**To do**
Every line that holds "photo" should be shown.

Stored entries
______________________________

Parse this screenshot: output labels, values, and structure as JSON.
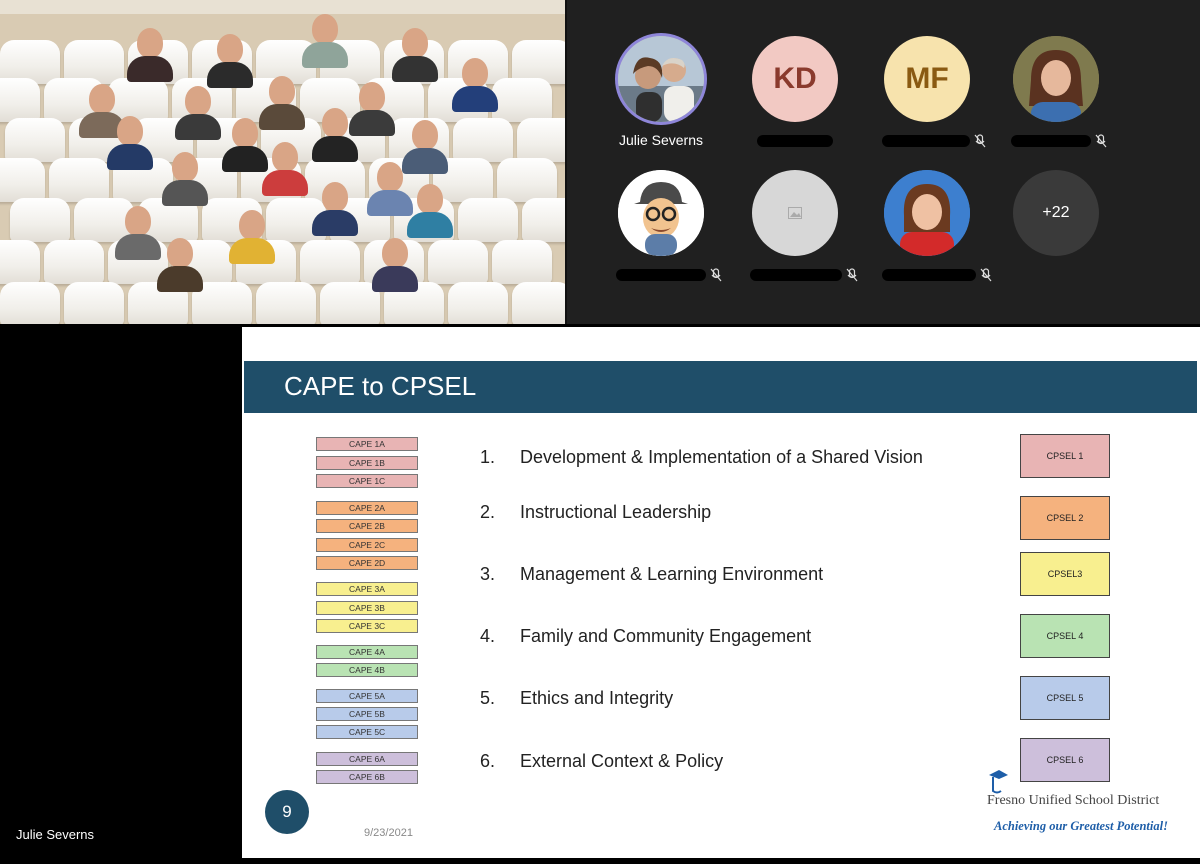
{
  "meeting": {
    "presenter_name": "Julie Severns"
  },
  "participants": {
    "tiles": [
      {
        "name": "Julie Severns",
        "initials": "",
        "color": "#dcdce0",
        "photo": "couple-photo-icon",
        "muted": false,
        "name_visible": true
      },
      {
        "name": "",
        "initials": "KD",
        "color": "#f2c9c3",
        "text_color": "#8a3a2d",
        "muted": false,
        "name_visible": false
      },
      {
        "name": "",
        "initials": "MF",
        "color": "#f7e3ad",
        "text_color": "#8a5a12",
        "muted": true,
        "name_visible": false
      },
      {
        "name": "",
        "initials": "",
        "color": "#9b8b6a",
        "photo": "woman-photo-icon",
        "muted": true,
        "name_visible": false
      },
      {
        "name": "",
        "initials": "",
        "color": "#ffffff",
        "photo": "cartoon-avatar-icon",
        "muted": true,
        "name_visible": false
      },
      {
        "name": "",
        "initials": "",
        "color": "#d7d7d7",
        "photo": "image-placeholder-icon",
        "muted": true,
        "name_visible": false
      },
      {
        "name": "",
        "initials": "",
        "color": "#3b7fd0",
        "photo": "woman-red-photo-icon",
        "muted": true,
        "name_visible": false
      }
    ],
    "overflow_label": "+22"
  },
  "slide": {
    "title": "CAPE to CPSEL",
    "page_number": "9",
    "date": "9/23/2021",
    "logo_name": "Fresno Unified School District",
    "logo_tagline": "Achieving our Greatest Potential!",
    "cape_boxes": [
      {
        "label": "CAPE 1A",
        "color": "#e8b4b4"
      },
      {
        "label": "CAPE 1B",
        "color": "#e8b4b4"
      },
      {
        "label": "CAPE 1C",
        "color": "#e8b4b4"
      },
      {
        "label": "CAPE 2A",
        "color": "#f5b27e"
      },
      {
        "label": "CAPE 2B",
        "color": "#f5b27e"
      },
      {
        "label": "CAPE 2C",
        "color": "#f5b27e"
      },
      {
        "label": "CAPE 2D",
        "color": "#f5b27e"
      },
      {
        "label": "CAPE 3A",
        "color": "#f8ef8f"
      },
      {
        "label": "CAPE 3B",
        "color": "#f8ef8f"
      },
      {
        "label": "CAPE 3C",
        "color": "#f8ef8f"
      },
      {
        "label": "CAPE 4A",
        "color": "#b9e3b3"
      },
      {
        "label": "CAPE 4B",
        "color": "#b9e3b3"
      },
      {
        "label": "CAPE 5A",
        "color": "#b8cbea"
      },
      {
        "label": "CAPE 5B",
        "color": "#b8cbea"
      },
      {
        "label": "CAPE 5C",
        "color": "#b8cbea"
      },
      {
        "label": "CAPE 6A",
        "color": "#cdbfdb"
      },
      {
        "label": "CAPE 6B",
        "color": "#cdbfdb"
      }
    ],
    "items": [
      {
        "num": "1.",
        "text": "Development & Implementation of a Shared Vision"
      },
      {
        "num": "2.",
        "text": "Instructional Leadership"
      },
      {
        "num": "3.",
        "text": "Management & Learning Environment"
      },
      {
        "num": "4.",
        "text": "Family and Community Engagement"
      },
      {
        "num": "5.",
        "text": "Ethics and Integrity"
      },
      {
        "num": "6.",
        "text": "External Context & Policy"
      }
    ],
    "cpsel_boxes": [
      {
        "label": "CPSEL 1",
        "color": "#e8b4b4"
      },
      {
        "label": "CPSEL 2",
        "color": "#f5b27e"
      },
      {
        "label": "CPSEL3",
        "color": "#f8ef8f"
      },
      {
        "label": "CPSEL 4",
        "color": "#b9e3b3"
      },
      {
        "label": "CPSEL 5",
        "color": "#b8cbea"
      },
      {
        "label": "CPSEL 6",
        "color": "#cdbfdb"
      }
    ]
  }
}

______________________________

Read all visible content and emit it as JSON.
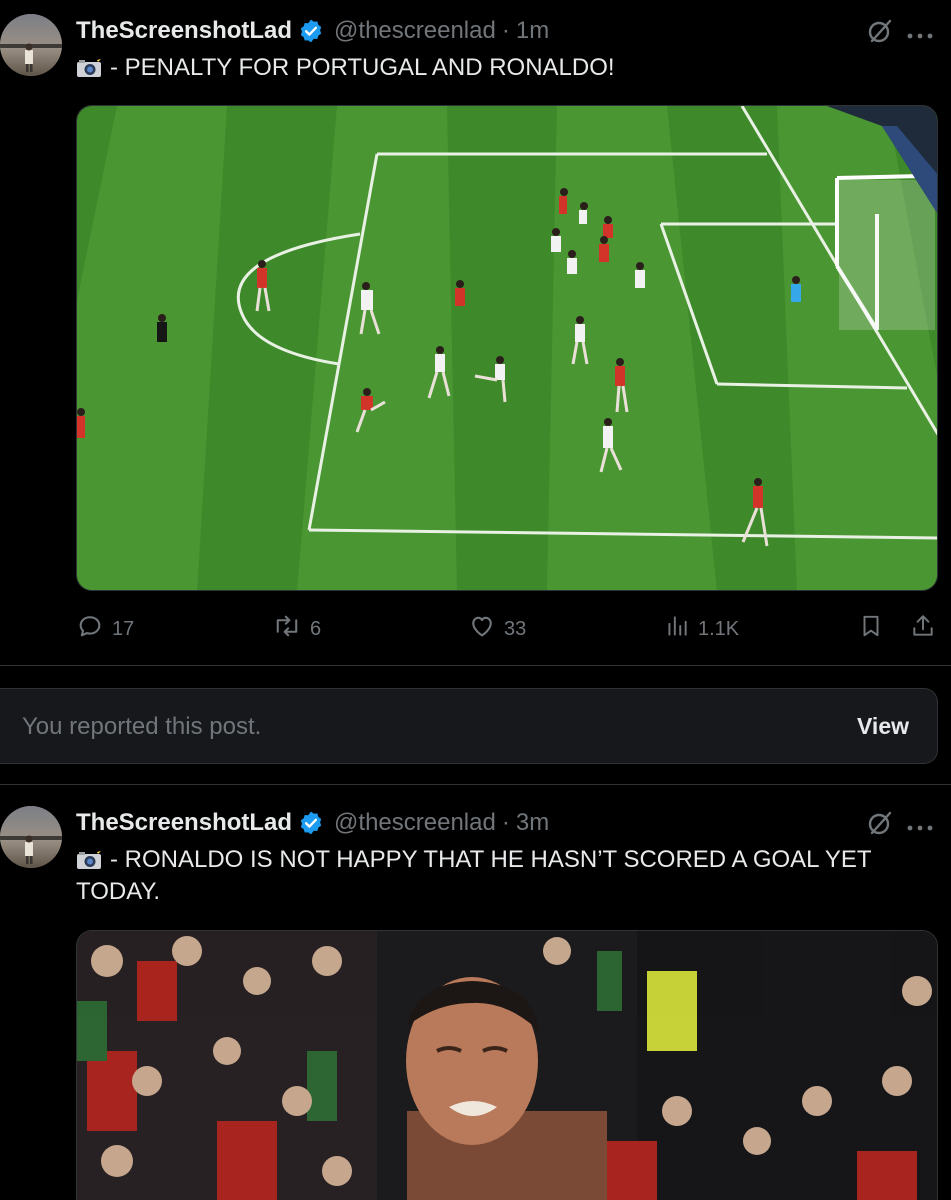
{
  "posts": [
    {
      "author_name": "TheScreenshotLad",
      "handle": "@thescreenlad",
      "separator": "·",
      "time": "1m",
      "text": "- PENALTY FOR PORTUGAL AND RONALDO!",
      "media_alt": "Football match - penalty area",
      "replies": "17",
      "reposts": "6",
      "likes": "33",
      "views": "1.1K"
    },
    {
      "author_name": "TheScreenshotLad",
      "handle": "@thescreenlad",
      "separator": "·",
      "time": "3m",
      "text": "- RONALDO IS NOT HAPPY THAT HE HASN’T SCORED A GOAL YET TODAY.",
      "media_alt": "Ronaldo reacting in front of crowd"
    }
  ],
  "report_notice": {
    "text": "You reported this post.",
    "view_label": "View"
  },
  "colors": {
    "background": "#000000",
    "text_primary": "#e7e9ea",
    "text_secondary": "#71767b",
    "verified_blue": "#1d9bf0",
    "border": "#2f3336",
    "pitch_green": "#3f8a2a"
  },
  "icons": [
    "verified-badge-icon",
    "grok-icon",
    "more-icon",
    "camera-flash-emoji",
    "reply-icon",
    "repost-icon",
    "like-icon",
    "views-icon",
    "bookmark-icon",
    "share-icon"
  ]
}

______________________________

**Task answer**
        "photo": "couple-photo-icon",
        "photo": "woman-photo-icon",
        "photo": "cartoon-avatar-icon",
        "photo": "image-placeholder-icon",
        "photo": "woman-red-photo-icon",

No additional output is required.